**Instructions for the task:** Exclude images, then output the remaining data verbatim.

**Dataset:**
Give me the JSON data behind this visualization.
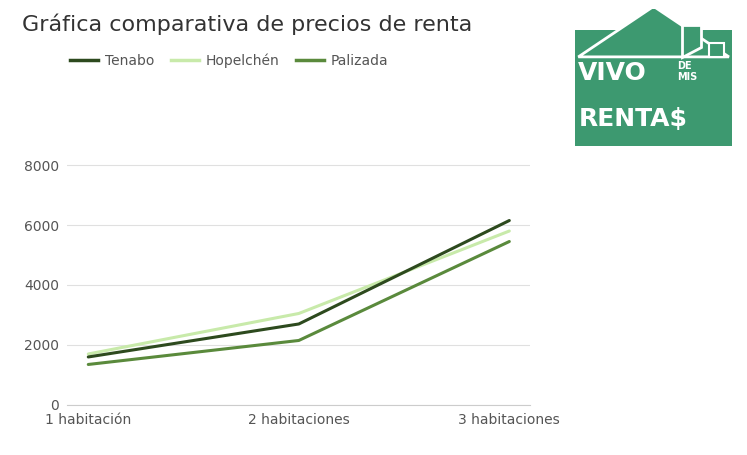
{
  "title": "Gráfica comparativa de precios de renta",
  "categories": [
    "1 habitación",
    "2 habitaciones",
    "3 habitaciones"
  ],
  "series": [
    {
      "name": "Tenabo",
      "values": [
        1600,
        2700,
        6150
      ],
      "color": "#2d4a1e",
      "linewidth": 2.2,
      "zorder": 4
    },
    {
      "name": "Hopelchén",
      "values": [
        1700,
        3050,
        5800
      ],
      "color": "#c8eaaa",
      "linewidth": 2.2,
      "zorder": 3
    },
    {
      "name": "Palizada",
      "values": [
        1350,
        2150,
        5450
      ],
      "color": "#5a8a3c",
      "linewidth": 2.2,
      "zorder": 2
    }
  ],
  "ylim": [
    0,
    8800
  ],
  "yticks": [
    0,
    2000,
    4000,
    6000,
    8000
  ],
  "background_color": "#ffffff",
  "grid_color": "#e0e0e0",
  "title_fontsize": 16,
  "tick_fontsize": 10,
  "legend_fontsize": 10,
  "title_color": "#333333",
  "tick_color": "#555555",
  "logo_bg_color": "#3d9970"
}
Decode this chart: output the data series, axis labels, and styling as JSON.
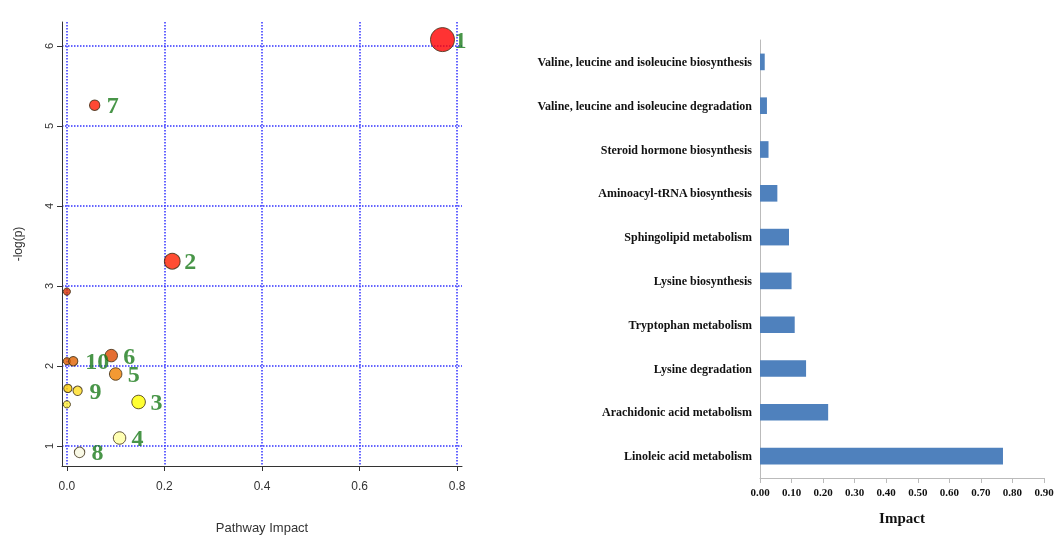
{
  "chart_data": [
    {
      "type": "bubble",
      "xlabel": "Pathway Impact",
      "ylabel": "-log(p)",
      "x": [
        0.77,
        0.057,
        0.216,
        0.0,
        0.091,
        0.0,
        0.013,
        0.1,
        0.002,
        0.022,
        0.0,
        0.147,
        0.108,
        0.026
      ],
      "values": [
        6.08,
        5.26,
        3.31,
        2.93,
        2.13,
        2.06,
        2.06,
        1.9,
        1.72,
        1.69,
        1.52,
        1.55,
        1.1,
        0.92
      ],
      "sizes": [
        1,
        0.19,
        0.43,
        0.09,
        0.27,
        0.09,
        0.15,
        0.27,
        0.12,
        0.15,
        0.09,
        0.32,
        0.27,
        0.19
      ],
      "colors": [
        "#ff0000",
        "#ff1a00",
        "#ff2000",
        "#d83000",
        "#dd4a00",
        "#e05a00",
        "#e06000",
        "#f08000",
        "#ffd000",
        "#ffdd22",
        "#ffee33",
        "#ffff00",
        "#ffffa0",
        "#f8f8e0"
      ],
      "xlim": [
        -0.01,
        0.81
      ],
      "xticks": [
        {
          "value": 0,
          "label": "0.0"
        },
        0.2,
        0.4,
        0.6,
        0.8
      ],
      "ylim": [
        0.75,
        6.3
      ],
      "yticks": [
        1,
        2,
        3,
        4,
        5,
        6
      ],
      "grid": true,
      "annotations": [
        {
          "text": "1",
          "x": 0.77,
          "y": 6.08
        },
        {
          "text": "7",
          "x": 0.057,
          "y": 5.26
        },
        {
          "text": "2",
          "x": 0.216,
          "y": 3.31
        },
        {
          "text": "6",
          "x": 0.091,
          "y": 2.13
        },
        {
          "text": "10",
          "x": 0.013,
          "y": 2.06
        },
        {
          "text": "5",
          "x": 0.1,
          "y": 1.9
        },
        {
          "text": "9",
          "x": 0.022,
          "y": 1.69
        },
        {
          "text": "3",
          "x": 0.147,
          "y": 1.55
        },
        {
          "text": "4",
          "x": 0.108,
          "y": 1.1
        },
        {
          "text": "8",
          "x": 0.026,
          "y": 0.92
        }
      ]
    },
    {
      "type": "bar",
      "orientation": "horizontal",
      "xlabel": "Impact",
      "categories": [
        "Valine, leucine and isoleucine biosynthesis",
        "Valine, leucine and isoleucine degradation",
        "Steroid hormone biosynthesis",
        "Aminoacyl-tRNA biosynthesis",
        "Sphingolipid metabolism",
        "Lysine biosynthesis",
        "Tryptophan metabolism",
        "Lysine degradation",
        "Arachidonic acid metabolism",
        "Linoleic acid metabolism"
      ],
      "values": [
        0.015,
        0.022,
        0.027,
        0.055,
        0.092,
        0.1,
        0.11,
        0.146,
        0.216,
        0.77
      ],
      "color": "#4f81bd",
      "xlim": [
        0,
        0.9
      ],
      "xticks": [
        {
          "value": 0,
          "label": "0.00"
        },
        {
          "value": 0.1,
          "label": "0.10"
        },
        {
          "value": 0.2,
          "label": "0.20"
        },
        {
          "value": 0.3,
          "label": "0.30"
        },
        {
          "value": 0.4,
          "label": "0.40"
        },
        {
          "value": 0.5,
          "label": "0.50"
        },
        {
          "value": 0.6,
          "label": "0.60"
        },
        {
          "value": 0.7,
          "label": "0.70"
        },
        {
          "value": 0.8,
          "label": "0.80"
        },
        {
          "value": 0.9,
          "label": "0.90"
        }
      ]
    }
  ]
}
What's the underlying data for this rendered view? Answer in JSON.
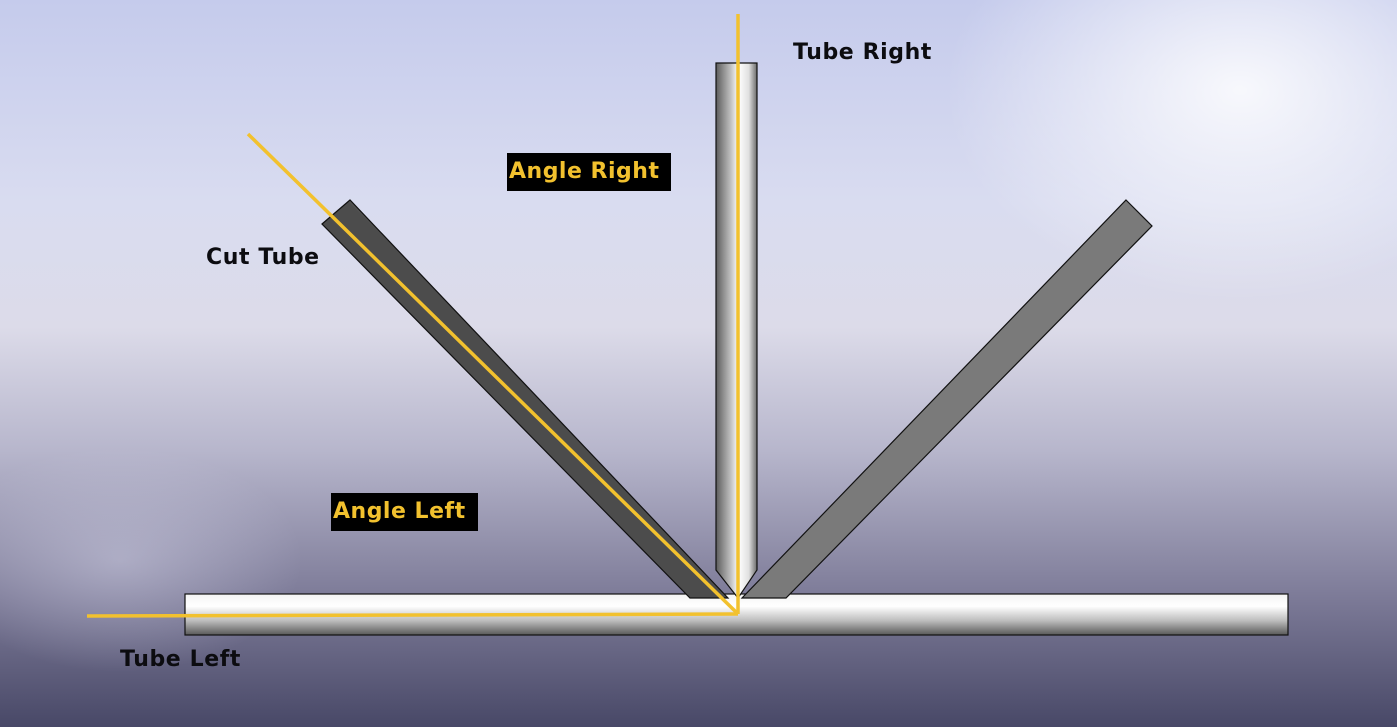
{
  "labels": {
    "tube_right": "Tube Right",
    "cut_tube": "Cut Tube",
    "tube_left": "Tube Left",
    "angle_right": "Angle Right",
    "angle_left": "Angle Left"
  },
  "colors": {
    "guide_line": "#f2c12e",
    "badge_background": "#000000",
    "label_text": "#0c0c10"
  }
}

**Result of the task:**
Give me the JSON data behind this visualization.
{
  "title": "Gráfica comparativa de precios de renta",
  "categories": [
    "1 habitación",
    "2 habitaciones",
    "3 habitaciones"
  ],
  "series": [
    {
      "name": "Tenabo",
      "values": [
        1600,
        2700,
        6150
      ],
      "color": "#2d4a1e",
      "linewidth": 2.2,
      "zorder": 4
    },
    {
      "name": "Hopelchén",
      "values": [
        1700,
        3050,
        5800
      ],
      "color": "#c8eaaa",
      "linewidth": 2.2,
      "zorder": 3
    },
    {
      "name": "Palizada",
      "values": [
        1350,
        2150,
        5450
      ],
      "color": "#5a8a3c",
      "linewidth": 2.2,
      "zorder": 2
    }
  ],
  "ylim": [
    0,
    8800
  ],
  "yticks": [
    0,
    2000,
    4000,
    6000,
    8000
  ],
  "background_color": "#ffffff",
  "grid_color": "#e0e0e0",
  "title_fontsize": 16,
  "tick_fontsize": 10,
  "legend_fontsize": 10,
  "title_color": "#333333",
  "tick_color": "#555555",
  "logo_bg_color": "#3d9970"
}
Decode this chart: output the data series, axis labels, and styling as JSON.
{
  "chart_data": [
    {
      "type": "bubble",
      "xlabel": "Pathway Impact",
      "ylabel": "-log(p)",
      "x": [
        0.77,
        0.057,
        0.216,
        0.0,
        0.091,
        0.0,
        0.013,
        0.1,
        0.002,
        0.022,
        0.0,
        0.147,
        0.108,
        0.026
      ],
      "values": [
        6.08,
        5.26,
        3.31,
        2.93,
        2.13,
        2.06,
        2.06,
        1.9,
        1.72,
        1.69,
        1.52,
        1.55,
        1.1,
        0.92
      ],
      "sizes": [
        1,
        0.19,
        0.43,
        0.09,
        0.27,
        0.09,
        0.15,
        0.27,
        0.12,
        0.15,
        0.09,
        0.32,
        0.27,
        0.19
      ],
      "colors": [
        "#ff0000",
        "#ff1a00",
        "#ff2000",
        "#d83000",
        "#dd4a00",
        "#e05a00",
        "#e06000",
        "#f08000",
        "#ffd000",
        "#ffdd22",
        "#ffee33",
        "#ffff00",
        "#ffffa0",
        "#f8f8e0"
      ],
      "xlim": [
        -0.01,
        0.81
      ],
      "xticks": [
        {
          "value": 0,
          "label": "0.0"
        },
        0.2,
        0.4,
        0.6,
        0.8
      ],
      "ylim": [
        0.75,
        6.3
      ],
      "yticks": [
        1,
        2,
        3,
        4,
        5,
        6
      ],
      "grid": true,
      "annotations": [
        {
          "text": "1",
          "x": 0.77,
          "y": 6.08
        },
        {
          "text": "7",
          "x": 0.057,
          "y": 5.26
        },
        {
          "text": "2",
          "x": 0.216,
          "y": 3.31
        },
        {
          "text": "6",
          "x": 0.091,
          "y": 2.13
        },
        {
          "text": "10",
          "x": 0.013,
          "y": 2.06
        },
        {
          "text": "5",
          "x": 0.1,
          "y": 1.9
        },
        {
          "text": "9",
          "x": 0.022,
          "y": 1.69
        },
        {
          "text": "3",
          "x": 0.147,
          "y": 1.55
        },
        {
          "text": "4",
          "x": 0.108,
          "y": 1.1
        },
        {
          "text": "8",
          "x": 0.026,
          "y": 0.92
        }
      ]
    },
    {
      "type": "bar",
      "orientation": "horizontal",
      "xlabel": "Impact",
      "categories": [
        "Valine, leucine and isoleucine biosynthesis",
        "Valine, leucine and isoleucine degradation",
        "Steroid hormone biosynthesis",
        "Aminoacyl-tRNA biosynthesis",
        "Sphingolipid metabolism",
        "Lysine biosynthesis",
        "Tryptophan metabolism",
        "Lysine degradation",
        "Arachidonic acid metabolism",
        "Linoleic acid metabolism"
      ],
      "values": [
        0.015,
        0.022,
        0.027,
        0.055,
        0.092,
        0.1,
        0.11,
        0.146,
        0.216,
        0.77
      ],
      "color": "#4f81bd",
      "xlim": [
        0,
        0.9
      ],
      "xticks": [
        {
          "value": 0,
          "label": "0.00"
        },
        {
          "value": 0.1,
          "label": "0.10"
        },
        {
          "value": 0.2,
          "label": "0.20"
        },
        {
          "value": 0.3,
          "label": "0.30"
        },
        {
          "value": 0.4,
          "label": "0.40"
        },
        {
          "value": 0.5,
          "label": "0.50"
        },
        {
          "value": 0.6,
          "label": "0.60"
        },
        {
          "value": 0.7,
          "label": "0.70"
        },
        {
          "value": 0.8,
          "label": "0.80"
        },
        {
          "value": 0.9,
          "label": "0.90"
        }
      ]
    }
  ]
}
What's the underlying data for this rendered view? Answer in JSON.
{
  "labels": {
    "tube_right": "Tube Right",
    "cut_tube": "Cut Tube",
    "tube_left": "Tube Left",
    "angle_right": "Angle Right",
    "angle_left": "Angle Left"
  },
  "colors": {
    "guide_line": "#f2c12e",
    "badge_background": "#000000",
    "label_text": "#0c0c10"
  }
}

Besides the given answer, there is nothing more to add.